PROBLEM:
Below are records; work out how many of their lines contain "ylabel" and give only that number.

Start of RECORDS SUPPLIED

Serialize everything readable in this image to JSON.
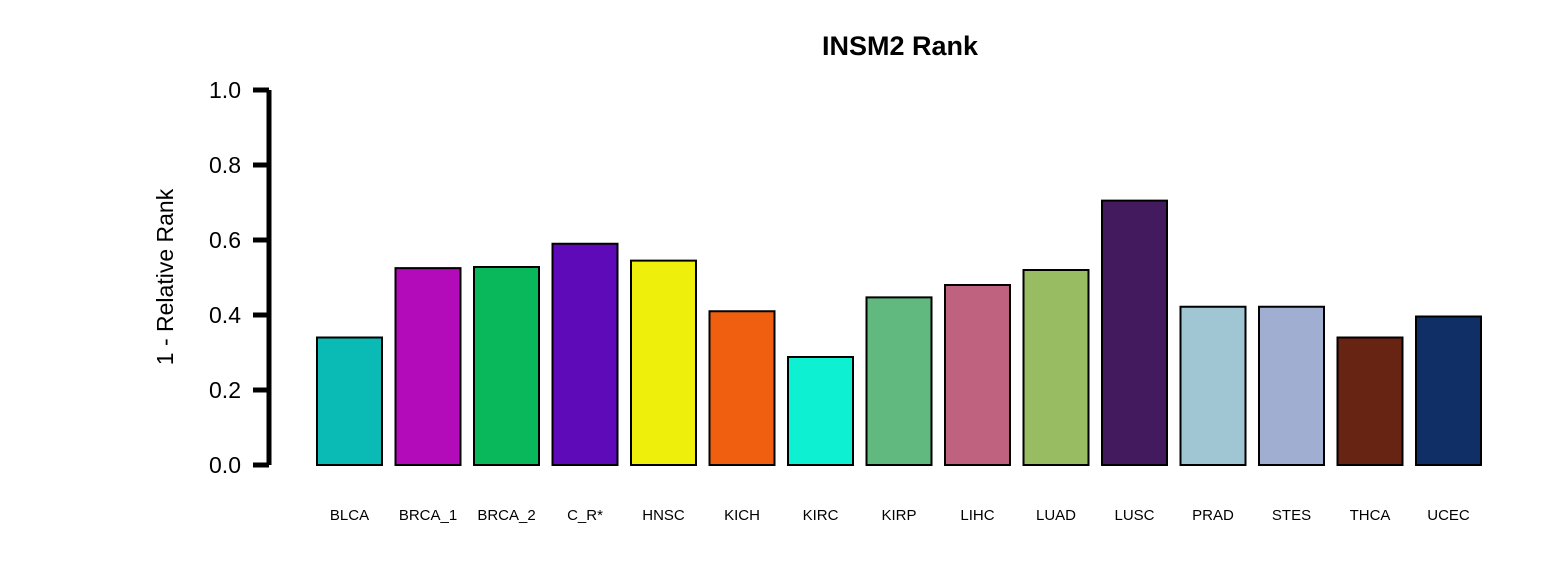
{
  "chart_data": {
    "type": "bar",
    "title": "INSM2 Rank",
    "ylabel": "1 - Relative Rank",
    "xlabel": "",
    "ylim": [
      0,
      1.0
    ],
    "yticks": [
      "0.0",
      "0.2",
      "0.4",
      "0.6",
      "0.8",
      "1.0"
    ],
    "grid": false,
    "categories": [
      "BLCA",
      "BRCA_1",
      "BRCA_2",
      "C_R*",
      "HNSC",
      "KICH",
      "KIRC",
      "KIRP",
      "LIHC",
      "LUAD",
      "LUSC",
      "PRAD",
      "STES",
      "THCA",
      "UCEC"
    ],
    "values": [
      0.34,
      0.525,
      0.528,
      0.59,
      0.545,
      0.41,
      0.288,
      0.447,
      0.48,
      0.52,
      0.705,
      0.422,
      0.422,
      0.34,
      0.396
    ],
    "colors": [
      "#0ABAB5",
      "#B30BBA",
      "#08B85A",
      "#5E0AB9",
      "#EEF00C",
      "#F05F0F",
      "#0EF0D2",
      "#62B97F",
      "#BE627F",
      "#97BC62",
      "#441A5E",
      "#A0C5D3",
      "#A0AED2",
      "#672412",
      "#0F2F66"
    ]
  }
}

End of RECORDS SUPPLIED
Start of RECORDS SUPPLIED

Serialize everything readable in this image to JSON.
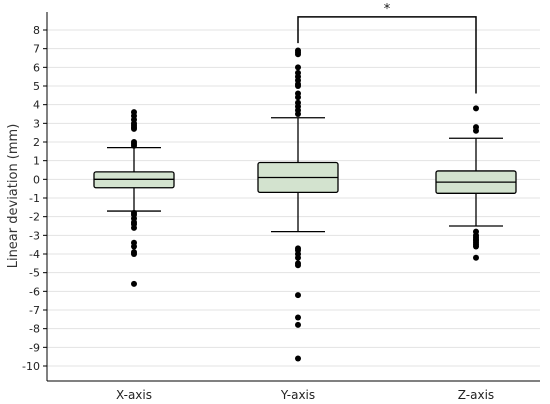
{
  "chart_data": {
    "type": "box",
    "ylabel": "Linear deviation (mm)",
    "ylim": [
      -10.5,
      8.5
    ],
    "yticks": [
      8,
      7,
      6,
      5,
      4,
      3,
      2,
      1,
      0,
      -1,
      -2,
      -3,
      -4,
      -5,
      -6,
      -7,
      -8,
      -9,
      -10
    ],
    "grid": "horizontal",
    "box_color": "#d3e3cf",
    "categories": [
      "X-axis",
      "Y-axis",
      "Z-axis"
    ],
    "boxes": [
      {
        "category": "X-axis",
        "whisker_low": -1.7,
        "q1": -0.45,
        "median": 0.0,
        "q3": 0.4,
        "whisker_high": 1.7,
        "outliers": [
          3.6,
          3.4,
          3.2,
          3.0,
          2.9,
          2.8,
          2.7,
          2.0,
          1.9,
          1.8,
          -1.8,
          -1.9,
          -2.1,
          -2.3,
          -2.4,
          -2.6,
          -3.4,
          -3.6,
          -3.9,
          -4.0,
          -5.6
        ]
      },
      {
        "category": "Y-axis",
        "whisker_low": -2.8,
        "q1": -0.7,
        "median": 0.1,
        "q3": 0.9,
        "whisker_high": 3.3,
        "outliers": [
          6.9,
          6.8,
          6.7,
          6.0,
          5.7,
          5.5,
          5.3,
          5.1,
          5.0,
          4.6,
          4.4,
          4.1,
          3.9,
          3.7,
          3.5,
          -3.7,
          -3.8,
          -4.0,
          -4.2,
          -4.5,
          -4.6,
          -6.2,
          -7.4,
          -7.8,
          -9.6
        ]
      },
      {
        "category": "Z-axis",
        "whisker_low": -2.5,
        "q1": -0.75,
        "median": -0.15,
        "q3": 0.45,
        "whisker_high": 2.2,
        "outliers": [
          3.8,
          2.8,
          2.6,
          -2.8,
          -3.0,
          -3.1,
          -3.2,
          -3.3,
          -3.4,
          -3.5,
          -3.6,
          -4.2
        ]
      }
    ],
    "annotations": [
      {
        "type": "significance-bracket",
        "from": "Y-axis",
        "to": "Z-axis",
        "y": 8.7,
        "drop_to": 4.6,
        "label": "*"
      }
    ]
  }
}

End of RECORDS SUPPLIED

PROBLEM SOLUTION:
2